A new urgency was added to the deliberations of the Shelby County
Commission as it met Monday to consider the overdue matter of funding the
county
schools during the current fiscal and academic year. But that’s not all. A new
audience
was on hand as well.
The crowd that turned up for the meeting — composed in large part of
newcomers to commission proceedings — was loud, disruptive, and insulting. At
one point,
Commissioner Walter Bailey — a stouter-than-average man, to say the least —
was called
a “little potentate” by a man who stood up in the middle of
proceedings and shouted
out the epithet at the top of his voice. Other commissioners, and the
commission as
a body, came in for equal — and equally inappropriate — abuse.
Bailey and Chairman James Ford made several attempts to assure the
audience — clearly as determined to cut the commissioners down to size as to
pursue
their stated aim, that of resisting a tax increase — that their concerns
would be
dealt with. And, until the crowd’s more vocal members committed the strategic
error
of overkill, it was clear that several commissioners were responsive to the
anti-tax complaints and even to an organized stunt whereby several audience
members symbolically brandished empty wallets.
Inevitably, however, the demonstrators — for such, in effect, they
were —
pushed their luck to the point of using up both it and the patience of the
commissioners. Finally, it was one of the council’s known conservatives, Buck
Wellford, who
had enough. Pointedly saying, “We’re not going to have anything like
Nashville
here” (a reference to disturbances last month which erupted in occasional
violence
and which many think prevented the state legislature from properly finishing
its
work on a budget), Wellford called for a recess and for the additional
presence of
several uniformed county police and sheriff’s deputies.
“What I found interesting,” Wellford said later after the
commission’s
deliberations had resumed in a more sedate atmosphere, “was how many of
those
folks took off once they realized they weren’t going to be able to disrupt the
meeting. They didn’t want their reasons to be heard. All they wanted was to
put on a
show.” The East Memphis Republican member, who has placed much emphasis
on
curbing increases in the county property tax, said he thought the crowd had
been artificially “whipped up” by a local radio talk-show host, who
apparently,
said Wellford, was emulating two Nashville broadcasters who used their
broadcasts
to generate the mass turnout at Capitol Hill in Nashville last month.

Requirements
A - According to the article, why did Wellford mention Nashville when he called for a recess? Answer in one to three sentences.
B - From the article, write out the passage between "Inevitably, however, the" and "and sheriff’s deputies.", inclusive, swapping "recess" for "break".
The items after this article have nothing to do with it.

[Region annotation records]
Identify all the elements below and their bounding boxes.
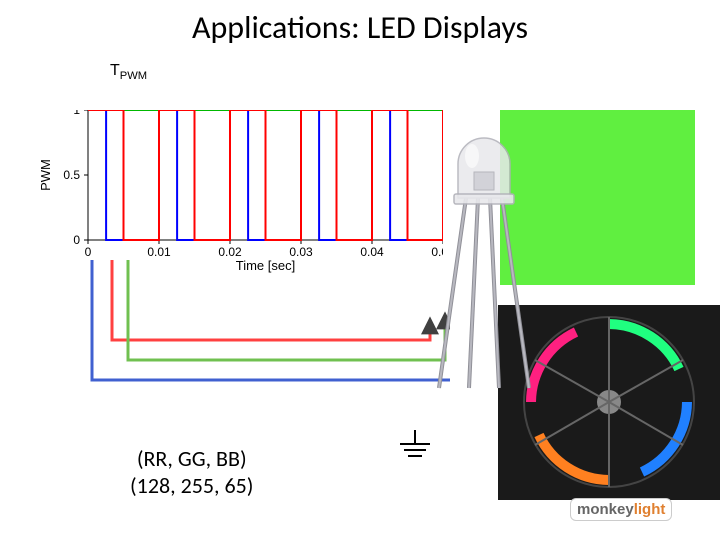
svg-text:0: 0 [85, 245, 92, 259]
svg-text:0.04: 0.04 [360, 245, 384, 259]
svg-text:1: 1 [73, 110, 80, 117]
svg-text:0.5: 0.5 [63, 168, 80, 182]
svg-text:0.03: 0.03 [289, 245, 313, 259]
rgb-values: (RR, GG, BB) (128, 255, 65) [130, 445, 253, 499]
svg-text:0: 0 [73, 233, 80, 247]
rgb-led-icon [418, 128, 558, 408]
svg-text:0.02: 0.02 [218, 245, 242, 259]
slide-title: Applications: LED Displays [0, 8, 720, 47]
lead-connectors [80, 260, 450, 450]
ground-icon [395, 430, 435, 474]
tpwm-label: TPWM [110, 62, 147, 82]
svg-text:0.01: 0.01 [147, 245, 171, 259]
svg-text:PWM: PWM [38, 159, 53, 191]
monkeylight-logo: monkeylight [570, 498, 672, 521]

---

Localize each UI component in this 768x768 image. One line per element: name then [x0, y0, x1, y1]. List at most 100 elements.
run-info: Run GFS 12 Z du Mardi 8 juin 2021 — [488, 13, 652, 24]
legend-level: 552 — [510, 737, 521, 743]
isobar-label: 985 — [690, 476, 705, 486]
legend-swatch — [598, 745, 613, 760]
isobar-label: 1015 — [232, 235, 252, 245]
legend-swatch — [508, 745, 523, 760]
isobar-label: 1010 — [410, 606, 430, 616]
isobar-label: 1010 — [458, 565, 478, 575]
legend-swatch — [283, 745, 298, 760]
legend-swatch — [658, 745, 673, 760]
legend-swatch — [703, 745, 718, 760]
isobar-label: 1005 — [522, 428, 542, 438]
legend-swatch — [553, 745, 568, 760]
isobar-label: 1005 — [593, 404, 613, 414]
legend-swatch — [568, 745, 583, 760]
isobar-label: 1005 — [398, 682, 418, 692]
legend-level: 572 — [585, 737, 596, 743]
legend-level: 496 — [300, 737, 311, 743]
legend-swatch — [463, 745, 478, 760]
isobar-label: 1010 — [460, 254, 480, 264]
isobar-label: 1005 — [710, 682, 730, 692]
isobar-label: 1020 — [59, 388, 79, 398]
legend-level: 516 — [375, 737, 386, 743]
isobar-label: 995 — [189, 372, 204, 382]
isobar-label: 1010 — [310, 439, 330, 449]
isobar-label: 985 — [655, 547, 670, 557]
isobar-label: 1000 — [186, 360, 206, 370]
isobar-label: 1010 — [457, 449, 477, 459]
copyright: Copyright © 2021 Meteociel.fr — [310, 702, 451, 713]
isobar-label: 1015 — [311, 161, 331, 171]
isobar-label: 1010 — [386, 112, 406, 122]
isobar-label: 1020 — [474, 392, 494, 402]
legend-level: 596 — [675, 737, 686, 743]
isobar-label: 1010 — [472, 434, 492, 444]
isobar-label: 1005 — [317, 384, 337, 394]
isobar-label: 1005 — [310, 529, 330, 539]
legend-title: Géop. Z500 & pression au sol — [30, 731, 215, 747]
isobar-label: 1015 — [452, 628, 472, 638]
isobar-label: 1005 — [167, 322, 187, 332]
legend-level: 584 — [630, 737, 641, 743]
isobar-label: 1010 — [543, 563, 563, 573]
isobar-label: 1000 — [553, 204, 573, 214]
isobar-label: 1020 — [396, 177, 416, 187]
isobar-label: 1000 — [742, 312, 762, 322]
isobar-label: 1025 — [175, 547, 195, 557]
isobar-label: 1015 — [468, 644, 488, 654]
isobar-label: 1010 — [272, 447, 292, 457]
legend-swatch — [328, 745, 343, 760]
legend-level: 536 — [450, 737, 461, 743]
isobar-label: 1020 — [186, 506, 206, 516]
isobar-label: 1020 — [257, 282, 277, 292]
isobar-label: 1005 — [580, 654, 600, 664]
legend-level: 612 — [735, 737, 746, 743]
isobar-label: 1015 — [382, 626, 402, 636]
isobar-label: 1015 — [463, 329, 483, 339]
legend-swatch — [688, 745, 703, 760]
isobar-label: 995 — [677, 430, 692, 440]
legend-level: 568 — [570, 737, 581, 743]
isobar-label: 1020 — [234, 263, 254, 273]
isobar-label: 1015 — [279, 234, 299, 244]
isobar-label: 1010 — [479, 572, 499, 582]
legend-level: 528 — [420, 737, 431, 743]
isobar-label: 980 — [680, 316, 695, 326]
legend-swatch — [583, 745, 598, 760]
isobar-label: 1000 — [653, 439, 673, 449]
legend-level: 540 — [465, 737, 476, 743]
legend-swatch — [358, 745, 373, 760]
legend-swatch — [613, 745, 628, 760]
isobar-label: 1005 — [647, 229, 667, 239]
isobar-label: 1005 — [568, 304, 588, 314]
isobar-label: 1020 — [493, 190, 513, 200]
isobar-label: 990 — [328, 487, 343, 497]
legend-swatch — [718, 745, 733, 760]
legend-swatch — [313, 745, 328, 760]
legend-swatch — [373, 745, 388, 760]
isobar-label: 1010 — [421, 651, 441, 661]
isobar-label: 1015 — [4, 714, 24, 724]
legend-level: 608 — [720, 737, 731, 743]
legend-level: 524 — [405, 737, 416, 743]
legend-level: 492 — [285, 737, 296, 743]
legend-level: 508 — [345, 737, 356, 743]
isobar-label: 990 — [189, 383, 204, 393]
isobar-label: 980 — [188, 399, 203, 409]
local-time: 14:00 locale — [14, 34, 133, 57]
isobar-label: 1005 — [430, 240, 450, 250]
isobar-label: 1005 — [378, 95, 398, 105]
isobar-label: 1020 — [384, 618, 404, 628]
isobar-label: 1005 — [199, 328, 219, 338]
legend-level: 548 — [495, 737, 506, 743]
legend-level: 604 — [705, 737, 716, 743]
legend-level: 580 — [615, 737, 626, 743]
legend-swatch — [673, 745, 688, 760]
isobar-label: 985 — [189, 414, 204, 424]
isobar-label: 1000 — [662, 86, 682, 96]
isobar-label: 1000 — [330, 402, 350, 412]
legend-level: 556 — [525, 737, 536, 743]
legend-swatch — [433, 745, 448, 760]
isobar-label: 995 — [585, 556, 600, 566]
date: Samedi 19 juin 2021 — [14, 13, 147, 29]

Task answers
A - He was pointing to the disturbances in Nashville the month before, which erupted in occasional violence. Many think those disturbances kept the state legislature from properly finishing its work on a budget, and he made clear the commission would not have anything like that.

B -
Inevitably, however, the demonstrators — for such, in effect, they
were —
pushed their luck to the point of using up both it and the patience of the
commissioners. Finally, it was one of the council’s known conservatives, Buck
Wellford, who
had enough. Pointedly saying, “We’re not going to have anything like
Nashville
here” (a reference to disturbances last month which erupted in occasional
violence
and which many think prevented the state legislature from properly finishing
its
work on a budget), Wellford called for a break and for the additional
presence of
several uniformed county police and sheriff’s deputies.